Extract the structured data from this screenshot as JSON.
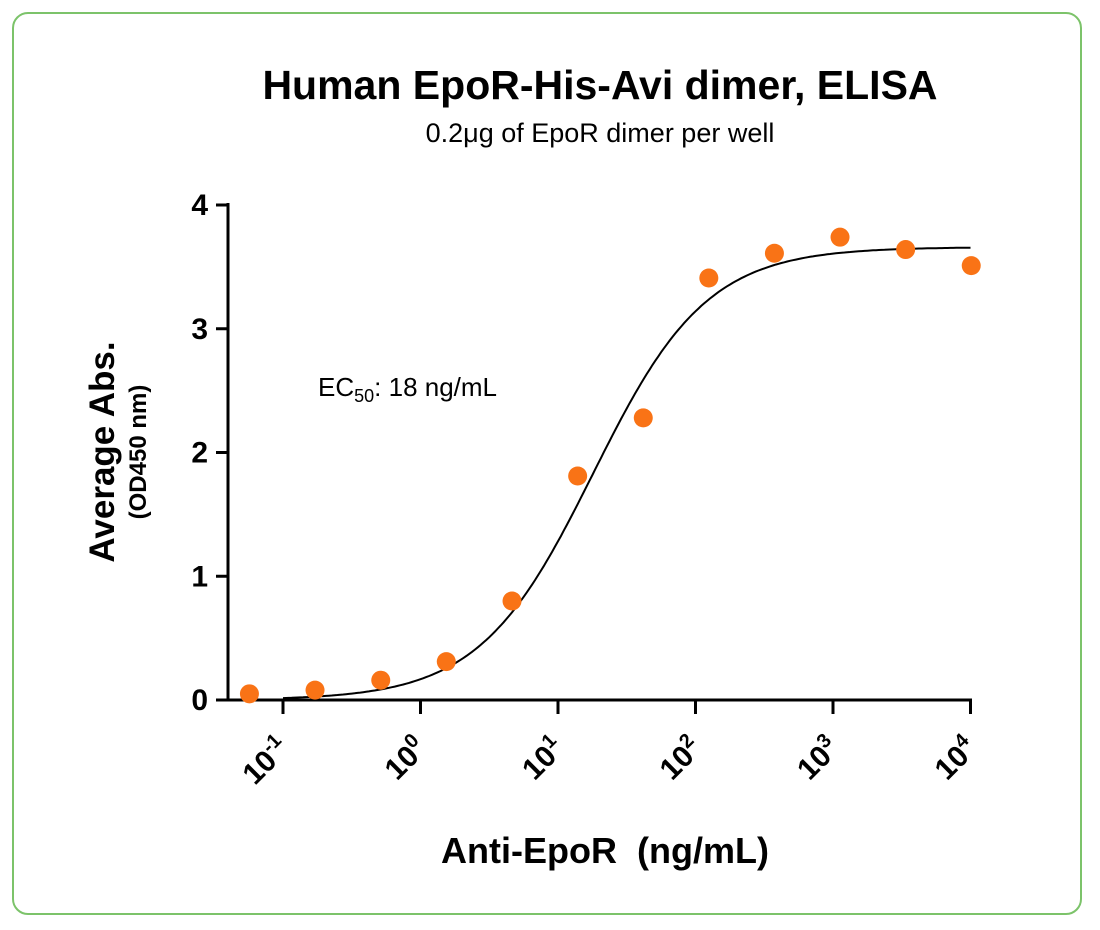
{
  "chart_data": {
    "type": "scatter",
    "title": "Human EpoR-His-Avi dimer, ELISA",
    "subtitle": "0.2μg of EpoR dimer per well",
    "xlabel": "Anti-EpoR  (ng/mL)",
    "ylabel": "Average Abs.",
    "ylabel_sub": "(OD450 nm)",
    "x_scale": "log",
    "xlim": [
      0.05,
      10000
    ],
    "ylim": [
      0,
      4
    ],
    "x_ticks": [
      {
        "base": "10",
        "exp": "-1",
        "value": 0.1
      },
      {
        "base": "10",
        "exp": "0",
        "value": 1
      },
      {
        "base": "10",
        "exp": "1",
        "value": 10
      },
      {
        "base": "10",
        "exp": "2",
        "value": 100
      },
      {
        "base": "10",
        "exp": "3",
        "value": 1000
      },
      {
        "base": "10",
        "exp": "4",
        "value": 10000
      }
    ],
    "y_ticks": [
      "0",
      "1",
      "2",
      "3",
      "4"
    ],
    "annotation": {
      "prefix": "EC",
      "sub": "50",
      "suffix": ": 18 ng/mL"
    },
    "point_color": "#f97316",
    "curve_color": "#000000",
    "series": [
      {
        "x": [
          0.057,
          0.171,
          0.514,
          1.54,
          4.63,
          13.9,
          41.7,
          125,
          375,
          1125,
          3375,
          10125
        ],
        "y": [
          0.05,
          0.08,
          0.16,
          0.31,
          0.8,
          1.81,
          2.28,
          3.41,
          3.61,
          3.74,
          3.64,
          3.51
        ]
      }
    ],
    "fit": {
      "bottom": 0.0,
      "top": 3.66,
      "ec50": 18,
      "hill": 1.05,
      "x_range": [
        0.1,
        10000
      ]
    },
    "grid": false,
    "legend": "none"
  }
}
_ _ _ _ _
**What you should do:**
Report only the number of lines in the listing that contain the word "value".

**Written response:**
6